▶ **Task goal**: Bring together all lines of the material below that contain the string "have".

★ ★ ★

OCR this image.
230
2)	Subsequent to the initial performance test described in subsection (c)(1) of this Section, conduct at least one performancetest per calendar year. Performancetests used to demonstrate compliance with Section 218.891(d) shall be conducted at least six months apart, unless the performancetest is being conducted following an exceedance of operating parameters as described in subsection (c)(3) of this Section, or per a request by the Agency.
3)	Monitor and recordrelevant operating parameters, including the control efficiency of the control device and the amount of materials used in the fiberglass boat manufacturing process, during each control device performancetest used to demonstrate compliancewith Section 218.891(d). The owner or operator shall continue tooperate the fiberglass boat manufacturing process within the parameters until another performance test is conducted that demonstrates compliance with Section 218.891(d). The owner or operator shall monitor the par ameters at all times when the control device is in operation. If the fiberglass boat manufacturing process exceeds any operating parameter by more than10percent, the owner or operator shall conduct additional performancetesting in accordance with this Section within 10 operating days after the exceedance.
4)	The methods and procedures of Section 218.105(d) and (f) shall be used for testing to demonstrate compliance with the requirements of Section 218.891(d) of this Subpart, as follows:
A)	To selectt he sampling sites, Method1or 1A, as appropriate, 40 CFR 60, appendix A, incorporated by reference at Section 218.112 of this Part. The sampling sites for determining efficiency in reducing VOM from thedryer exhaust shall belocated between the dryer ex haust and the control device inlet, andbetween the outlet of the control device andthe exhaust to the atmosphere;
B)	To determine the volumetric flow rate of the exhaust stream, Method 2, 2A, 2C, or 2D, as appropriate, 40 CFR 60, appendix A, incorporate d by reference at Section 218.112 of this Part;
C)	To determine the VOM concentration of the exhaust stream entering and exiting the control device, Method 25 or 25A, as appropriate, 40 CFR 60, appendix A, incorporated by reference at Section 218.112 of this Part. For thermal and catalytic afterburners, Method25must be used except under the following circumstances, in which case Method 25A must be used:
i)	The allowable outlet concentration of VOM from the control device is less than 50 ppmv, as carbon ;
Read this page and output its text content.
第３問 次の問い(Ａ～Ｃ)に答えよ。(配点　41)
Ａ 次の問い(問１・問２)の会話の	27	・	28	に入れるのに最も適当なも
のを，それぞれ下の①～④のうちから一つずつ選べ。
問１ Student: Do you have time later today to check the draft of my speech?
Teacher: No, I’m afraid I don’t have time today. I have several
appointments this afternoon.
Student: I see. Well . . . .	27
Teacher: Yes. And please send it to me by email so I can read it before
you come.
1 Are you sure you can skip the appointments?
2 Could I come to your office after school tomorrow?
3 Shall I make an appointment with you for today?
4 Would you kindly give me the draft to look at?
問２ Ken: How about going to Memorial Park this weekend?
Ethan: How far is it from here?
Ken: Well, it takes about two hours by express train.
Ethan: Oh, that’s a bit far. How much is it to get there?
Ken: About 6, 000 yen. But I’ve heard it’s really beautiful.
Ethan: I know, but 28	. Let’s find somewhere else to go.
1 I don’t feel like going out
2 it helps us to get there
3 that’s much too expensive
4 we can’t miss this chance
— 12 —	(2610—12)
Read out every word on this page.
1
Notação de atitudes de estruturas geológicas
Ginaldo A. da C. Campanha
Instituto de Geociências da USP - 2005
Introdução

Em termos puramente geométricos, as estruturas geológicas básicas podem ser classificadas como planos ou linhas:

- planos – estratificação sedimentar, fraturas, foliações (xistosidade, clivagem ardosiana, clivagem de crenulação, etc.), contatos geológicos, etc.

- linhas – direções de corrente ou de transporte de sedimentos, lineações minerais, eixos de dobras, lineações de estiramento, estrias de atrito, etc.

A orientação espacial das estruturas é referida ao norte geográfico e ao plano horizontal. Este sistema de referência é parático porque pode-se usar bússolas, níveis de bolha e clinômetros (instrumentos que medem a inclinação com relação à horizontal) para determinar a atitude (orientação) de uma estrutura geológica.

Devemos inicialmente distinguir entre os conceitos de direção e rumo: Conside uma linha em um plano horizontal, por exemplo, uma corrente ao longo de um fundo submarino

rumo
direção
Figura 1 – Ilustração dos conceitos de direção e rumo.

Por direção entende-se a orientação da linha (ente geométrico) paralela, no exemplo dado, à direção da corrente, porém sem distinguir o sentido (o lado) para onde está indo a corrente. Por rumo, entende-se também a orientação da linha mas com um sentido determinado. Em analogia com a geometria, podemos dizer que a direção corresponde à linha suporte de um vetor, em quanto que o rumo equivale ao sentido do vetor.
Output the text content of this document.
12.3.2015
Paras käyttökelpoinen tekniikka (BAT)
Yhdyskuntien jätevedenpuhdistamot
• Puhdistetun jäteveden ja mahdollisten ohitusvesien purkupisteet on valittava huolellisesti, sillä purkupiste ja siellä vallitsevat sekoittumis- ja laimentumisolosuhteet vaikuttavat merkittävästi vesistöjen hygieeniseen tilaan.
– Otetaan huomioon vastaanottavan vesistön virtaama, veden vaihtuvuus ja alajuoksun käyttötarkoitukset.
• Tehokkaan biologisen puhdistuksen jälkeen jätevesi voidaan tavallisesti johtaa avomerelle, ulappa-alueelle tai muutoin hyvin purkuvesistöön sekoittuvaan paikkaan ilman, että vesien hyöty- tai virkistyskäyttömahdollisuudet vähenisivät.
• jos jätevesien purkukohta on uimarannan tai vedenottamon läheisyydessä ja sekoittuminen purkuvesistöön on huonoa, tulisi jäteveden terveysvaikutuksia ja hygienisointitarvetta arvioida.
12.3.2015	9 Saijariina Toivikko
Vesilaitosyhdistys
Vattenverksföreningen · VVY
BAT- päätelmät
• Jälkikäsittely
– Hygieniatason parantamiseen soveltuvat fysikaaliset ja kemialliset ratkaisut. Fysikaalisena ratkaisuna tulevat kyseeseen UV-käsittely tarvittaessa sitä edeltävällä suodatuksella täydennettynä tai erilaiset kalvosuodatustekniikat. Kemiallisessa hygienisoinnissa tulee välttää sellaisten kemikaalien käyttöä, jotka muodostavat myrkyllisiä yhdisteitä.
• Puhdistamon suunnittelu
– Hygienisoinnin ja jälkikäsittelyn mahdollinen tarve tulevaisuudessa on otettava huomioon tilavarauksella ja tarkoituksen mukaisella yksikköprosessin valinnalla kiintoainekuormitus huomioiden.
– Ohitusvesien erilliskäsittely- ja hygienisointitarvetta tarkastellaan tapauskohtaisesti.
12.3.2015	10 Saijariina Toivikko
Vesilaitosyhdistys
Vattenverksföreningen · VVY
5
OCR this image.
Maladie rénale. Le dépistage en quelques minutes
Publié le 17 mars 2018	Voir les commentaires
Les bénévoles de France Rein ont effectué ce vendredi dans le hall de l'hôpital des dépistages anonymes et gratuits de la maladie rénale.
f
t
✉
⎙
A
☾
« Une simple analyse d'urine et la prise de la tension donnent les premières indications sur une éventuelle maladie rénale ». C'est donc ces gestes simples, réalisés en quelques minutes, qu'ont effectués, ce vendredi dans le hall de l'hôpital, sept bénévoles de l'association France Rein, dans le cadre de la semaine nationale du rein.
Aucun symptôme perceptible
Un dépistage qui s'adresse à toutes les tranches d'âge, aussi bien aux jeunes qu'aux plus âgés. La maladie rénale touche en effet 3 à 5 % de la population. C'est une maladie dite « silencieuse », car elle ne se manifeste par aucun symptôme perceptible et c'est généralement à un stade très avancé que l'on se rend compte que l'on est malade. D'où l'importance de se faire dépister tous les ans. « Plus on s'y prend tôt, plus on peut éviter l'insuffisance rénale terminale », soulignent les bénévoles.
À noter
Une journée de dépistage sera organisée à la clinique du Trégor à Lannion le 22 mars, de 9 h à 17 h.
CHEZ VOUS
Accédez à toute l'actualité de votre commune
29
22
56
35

★ ★ ★

▶ **Full answer**:
問１ Student: Do you have time later today to check the draft of my speech?
Teacher: No, I’m afraid I don’t have time today. I have several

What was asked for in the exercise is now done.